• [EXERCISE AIM]: Keep only the lines of the data below that contain "this", and copy them.
===== MATERIAL SUPPLIED =====
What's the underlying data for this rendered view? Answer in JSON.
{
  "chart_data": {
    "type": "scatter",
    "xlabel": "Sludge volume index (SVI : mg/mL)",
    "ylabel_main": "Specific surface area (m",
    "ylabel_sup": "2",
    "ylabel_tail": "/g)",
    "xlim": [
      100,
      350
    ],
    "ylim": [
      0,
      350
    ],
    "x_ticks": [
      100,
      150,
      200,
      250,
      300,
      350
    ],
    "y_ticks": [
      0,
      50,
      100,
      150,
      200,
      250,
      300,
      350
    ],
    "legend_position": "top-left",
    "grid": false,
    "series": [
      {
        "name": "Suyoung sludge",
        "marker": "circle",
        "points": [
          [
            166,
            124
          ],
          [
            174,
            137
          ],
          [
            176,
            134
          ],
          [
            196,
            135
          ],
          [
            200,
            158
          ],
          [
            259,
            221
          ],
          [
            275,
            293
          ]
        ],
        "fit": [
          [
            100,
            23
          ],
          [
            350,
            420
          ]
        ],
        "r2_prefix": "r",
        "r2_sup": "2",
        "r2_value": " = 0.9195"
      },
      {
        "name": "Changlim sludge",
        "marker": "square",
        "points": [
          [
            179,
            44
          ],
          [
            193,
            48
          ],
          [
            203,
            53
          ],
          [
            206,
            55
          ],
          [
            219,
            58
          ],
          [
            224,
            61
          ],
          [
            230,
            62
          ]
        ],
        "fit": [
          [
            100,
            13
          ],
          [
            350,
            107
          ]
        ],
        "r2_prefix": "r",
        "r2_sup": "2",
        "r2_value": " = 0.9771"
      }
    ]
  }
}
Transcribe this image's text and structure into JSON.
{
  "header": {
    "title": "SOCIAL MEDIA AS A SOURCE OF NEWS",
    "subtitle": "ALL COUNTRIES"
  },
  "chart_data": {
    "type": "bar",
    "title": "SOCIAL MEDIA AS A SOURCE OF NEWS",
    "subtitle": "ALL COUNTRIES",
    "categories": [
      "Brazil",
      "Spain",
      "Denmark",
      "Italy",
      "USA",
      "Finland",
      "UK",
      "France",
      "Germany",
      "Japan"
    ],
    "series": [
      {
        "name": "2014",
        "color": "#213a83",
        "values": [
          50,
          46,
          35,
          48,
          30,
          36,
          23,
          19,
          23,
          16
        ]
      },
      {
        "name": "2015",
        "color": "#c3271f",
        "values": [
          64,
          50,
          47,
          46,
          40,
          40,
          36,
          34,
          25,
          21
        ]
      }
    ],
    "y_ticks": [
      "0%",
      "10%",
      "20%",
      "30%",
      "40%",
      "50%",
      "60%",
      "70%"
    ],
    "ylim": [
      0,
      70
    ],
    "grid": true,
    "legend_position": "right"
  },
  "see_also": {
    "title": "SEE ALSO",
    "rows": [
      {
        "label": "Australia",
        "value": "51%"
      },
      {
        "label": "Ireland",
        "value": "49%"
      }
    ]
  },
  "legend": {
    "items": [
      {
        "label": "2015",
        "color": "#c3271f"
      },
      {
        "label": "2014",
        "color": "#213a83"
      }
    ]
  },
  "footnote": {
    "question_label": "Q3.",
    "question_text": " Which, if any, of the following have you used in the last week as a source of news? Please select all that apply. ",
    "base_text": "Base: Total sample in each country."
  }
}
=====
• [RESPONSE TO THE EXERCISE]:
What's the underlying data for this rendered view? Answer in JSON.
Transcribe this image's text and structure into JSON.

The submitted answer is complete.